(Stored entries)
....................
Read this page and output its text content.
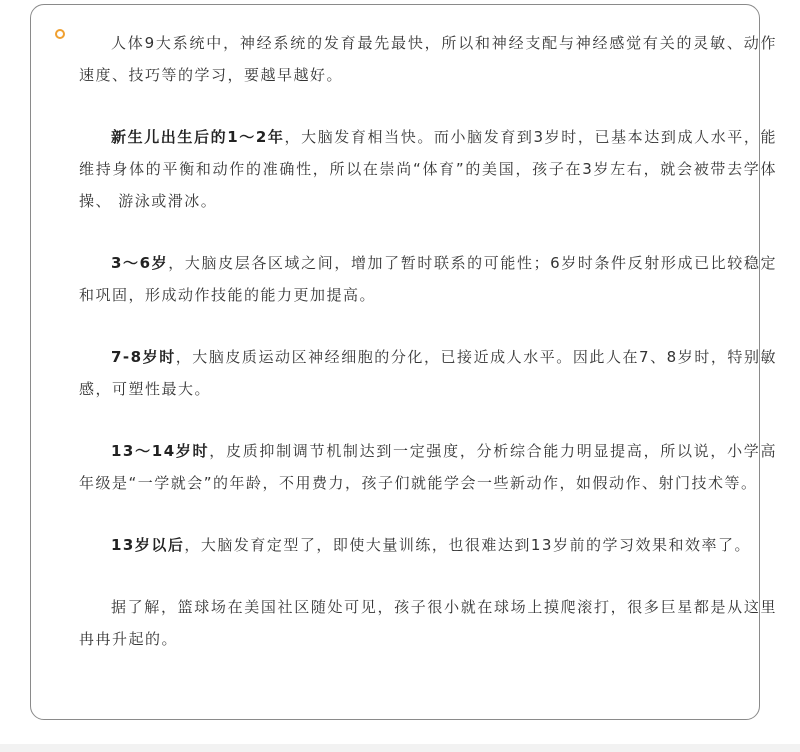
人体9大系统中，神经系统的发育最先最快，所以和神经支配与神经感觉有关的灵敏、动作速度、技巧等的学习，要越早越好。

新生儿出生后的1～2年，大脑发育相当快。而小脑发育到3岁时，已基本达到成人水平，能维持身体的平衡和动作的准确性，所以在崇尚“体育”的美国，孩子在3岁左右，就会被带去学体操、 游泳或滑冰。

3～6岁，大脑皮层各区域之间，增加了暂时联系的可能性；6岁时条件反射形成已比较稳定和巩固，形成动作技能的能力更加提高。

7-8岁时，大脑皮质运动区神经细胞的分化，已接近成人水平。因此人在7、8岁时，特别敏感，可塑性最大。

13～14岁时，皮质抑制调节机制达到一定强度，分析综合能力明显提高，所以说，小学高年级是“一学就会”的年龄，不用费力，孩子们就能学会一些新动作，如假动作、射门技术等。

13岁以后，大脑发育定型了，即使大量训练，也很难达到13岁前的学习效果和效率了。

据了解，篮球场在美国社区随处可见，孩子很小就在球场上摸爬滚打，很多巨星都是从这里冉冉升起的。
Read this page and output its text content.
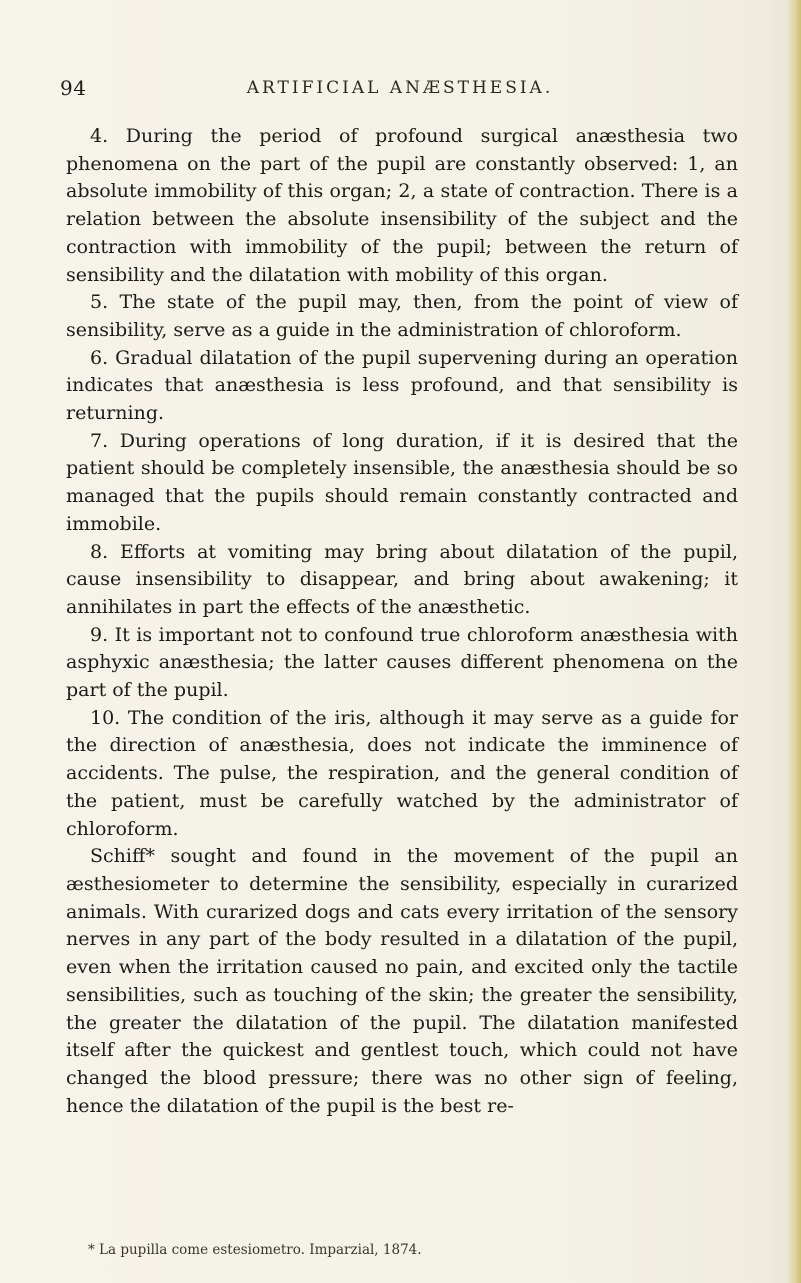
94	ARTIFICIAL ANÆSTHESIA.

4. During the period of profound surgical anæsthesia two phenomena on the part of the pupil are constantly observed: 1, an absolute immobility of this organ; 2, a state of contraction. There is a relation between the absolute insensibility of the subject and the contraction with immobility of the pupil; between the return of sensibility and the dilatation with mobility of this organ.

5. The state of the pupil may, then, from the point of view of sensibility, serve as a guide in the administration of chloroform.

6. Gradual dilatation of the pupil supervening during an operation indicates that anæsthesia is less profound, and that sensibility is returning.

7. During operations of long duration, if it is desired that the patient should be completely insensible, the anæsthesia should be so managed that the pupils should remain constantly contracted and immobile.

8. Efforts at vomiting may bring about dilatation of the pupil, cause insensibility to disappear, and bring about awakening; it annihilates in part the effects of the anæsthetic.

9. It is important not to confound true chloroform anæsthesia with asphyxic anæsthesia; the latter causes different phenomena on the part of the pupil.

10. The condition of the iris, although it may serve as a guide for the direction of anæsthesia, does not indicate the imminence of accidents. The pulse, the respiration, and the general condition of the patient, must be carefully watched by the administrator of chloroform.

Schiff* sought and found in the movement of the pupil an æsthesiometer to determine the sensibility, especially in curarized animals. With curarized dogs and cats every irritation of the sensory nerves in any part of the body resulted in a dilatation of the pupil, even when the irritation caused no pain, and excited only the tactile sensibilities, such as touching of the skin; the greater the sensibility, the greater the dilatation of the pupil. The dilatation manifested itself after the quickest and gentlest touch, which could not have changed the blood pressure; there was no other sign of feeling, hence the dilatation of the pupil is the best re-

* La pupilla come estesiometro. Imparzial, 1874.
....................
The exercise:
Your answer should be a single number: the count of lines in the material above that contain "phenomena".

Written answer:
2